== Task instructions ==
Return the complete listing that follows, with each line reproduced exactly.

== Listed entries ==
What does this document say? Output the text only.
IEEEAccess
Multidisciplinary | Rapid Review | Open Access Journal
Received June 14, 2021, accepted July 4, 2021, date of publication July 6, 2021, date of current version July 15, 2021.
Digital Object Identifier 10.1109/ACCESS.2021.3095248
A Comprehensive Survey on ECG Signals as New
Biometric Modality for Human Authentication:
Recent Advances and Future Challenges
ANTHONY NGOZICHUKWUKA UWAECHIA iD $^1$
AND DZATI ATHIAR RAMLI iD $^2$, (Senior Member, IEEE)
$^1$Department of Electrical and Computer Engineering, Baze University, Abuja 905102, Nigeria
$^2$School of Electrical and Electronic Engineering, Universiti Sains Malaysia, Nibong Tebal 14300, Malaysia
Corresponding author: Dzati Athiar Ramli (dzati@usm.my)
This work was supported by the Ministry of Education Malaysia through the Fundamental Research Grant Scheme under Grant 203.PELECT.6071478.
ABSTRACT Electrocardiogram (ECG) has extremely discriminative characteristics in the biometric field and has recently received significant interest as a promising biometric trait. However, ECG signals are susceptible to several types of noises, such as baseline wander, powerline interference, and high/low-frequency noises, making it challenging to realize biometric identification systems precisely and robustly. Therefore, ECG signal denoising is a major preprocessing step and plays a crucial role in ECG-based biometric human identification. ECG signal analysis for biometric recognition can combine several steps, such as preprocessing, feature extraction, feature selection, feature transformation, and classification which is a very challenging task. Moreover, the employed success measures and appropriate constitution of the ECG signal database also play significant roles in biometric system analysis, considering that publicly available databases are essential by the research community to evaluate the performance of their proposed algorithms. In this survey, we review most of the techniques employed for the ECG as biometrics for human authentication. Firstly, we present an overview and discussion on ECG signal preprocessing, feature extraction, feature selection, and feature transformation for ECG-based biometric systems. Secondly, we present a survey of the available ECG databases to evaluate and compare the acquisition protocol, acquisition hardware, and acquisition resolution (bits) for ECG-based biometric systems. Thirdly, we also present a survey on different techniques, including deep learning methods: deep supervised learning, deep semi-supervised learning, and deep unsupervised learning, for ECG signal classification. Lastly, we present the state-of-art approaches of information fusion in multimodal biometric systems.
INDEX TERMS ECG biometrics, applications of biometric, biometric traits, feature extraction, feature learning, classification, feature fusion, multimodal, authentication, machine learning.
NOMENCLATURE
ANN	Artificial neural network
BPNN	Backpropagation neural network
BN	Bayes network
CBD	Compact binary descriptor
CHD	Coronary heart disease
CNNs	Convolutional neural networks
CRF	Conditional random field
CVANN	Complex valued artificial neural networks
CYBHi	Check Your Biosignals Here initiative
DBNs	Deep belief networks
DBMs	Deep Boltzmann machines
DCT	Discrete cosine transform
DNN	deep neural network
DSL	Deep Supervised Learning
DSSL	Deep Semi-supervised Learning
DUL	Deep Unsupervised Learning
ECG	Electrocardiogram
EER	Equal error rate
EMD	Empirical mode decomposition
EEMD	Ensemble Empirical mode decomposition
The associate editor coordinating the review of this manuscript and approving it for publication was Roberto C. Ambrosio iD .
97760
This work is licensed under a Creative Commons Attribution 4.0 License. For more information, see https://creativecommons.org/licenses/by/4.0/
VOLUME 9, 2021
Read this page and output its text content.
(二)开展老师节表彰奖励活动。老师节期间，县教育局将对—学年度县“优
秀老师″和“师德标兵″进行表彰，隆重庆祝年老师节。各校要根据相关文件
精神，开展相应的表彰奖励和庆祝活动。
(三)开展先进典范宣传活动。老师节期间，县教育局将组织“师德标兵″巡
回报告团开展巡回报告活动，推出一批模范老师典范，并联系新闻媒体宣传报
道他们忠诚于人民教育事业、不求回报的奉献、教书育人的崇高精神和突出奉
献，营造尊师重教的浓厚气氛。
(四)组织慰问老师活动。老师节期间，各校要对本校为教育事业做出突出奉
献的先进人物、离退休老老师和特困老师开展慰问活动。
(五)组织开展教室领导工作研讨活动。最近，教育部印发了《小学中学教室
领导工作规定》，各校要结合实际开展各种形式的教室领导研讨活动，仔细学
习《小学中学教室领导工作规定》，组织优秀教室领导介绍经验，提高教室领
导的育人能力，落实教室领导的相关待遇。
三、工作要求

== Solution ==
What does this document say? Output the text only.
IEEEAccess
Multidisciplinary | Rapid Review | Open Access Journal
Received June 14, 2021, accepted July 4, 2021, date of publication July 6, 2021, date of current version July 15, 2021.
Digital Object Identifier 10.1109/ACCESS.2021.3095248
A Comprehensive Survey on ECG Signals as New
Biometric Modality for Human Authentication:
Recent Advances and Future Challenges
ANTHONY NGOZICHUKWUKA UWAECHIA iD $^1$
AND DZATI ATHIAR RAMLI iD $^2$, (Senior Member, IEEE)
$^1$Department of Electrical and Computer Engineering, Baze University, Abuja 905102, Nigeria
$^2$School of Electrical and Electronic Engineering, Universiti Sains Malaysia, Nibong Tebal 14300, Malaysia
Corresponding author: Dzati Athiar Ramli (dzati@usm.my)
This work was supported by the Ministry of Education Malaysia through the Fundamental Research Grant Scheme under Grant 203.PELECT.6071478.
ABSTRACT Electrocardiogram (ECG) has extremely discriminative characteristics in the biometric field and has recently received significant interest as a promising biometric trait. However, ECG signals are susceptible to several types of noises, such as baseline wander, powerline interference, and high/low-frequency noises, making it challenging to realize biometric identification systems precisely and robustly. Therefore, ECG signal denoising is a major preprocessing step and plays a crucial role in ECG-based biometric human identification. ECG signal analysis for biometric recognition can combine several steps, such as preprocessing, feature extraction, feature selection, feature transformation, and classification which is a very challenging task. Moreover, the employed success measures and appropriate constitution of the ECG signal database also play significant roles in biometric system analysis, considering that publicly available databases are essential by the research community to evaluate the performance of their proposed algorithms. In this survey, we review most of the techniques employed for the ECG as biometrics for human authentication. Firstly, we present an overview and discussion on ECG signal preprocessing, feature extraction, feature selection, and feature transformation for ECG-based biometric systems. Secondly, we present a survey of the available ECG databases to evaluate and compare the acquisition protocol, acquisition hardware, and acquisition resolution (bits) for ECG-based biometric systems. Thirdly, we also present a survey on different techniques, including deep learning methods: deep supervised learning, deep semi-supervised learning, and deep unsupervised learning, for ECG signal classification. Lastly, we present the state-of-art approaches of information fusion in multimodal biometric systems.
INDEX TERMS ECG biometrics, applications of biometric, biometric traits, feature extraction, feature learning, classification, feature fusion, multimodal, authentication, machine learning.
NOMENCLATURE
ANN	Artificial neural network
BPNN	Backpropagation neural network
BN	Bayes network
CBD	Compact binary descriptor
CHD	Coronary heart disease
CNNs	Convolutional neural networks
CRF	Conditional random field
CVANN	Complex valued artificial neural networks
CYBHi	Check Your Biosignals Here initiative
DBNs	Deep belief networks
DBMs	Deep Boltzmann machines
DCT	Discrete cosine transform
DNN	deep neural network
DSL	Deep Supervised Learning
DSSL	Deep Semi-supervised Learning
DUL	Deep Unsupervised Learning
ECG	Electrocardiogram
EER	Equal error rate
EMD	Empirical mode decomposition
EEMD	Ensemble Empirical mode decomposition
The associate editor coordinating the review of this manuscript and approving it for publication was Roberto C. Ambrosio iD .
97760
This work is licensed under a Creative Commons Attribution 4.0 License. For more information, see https://creativecommons.org/licenses/by/4.0/
VOLUME 9, 2021
Read this page and output its text content.
(二)开展老师节表彰奖励活动。老师节期间，县教育局将对—学年度县“优
秀老师″和“师德标兵″进行表彰，隆重庆祝年老师节。各校要根据相关文件
精神，开展相应的表彰奖励和庆祝活动。
(三)开展先进典范宣传活动。老师节期间，县教育局将组织“师德标兵″巡
回报告团开展巡回报告活动，推出一批模范老师典范，并联系新闻媒体宣传报
道他们忠诚于人民教育事业、不求回报的奉献、教书育人的崇高精神和突出奉
献，营造尊师重教的浓厚气氛。
(四)组织慰问老师活动。老师节期间，各校要对本校为教育事业做出突出奉
献的先进人物、离退休老老师和特困老师开展慰问活动。
(五)组织开展教室领导工作研讨活动。最近，教育部印发了《小学中学教室
领导工作规定》，各校要结合实际开展各种形式的教室领导研讨活动，仔细学
习《小学中学教室领导工作规定》，组织优秀教室领导介绍经验，提高教室领
导的育人能力，落实教室领导的相关待遇。
三、工作要求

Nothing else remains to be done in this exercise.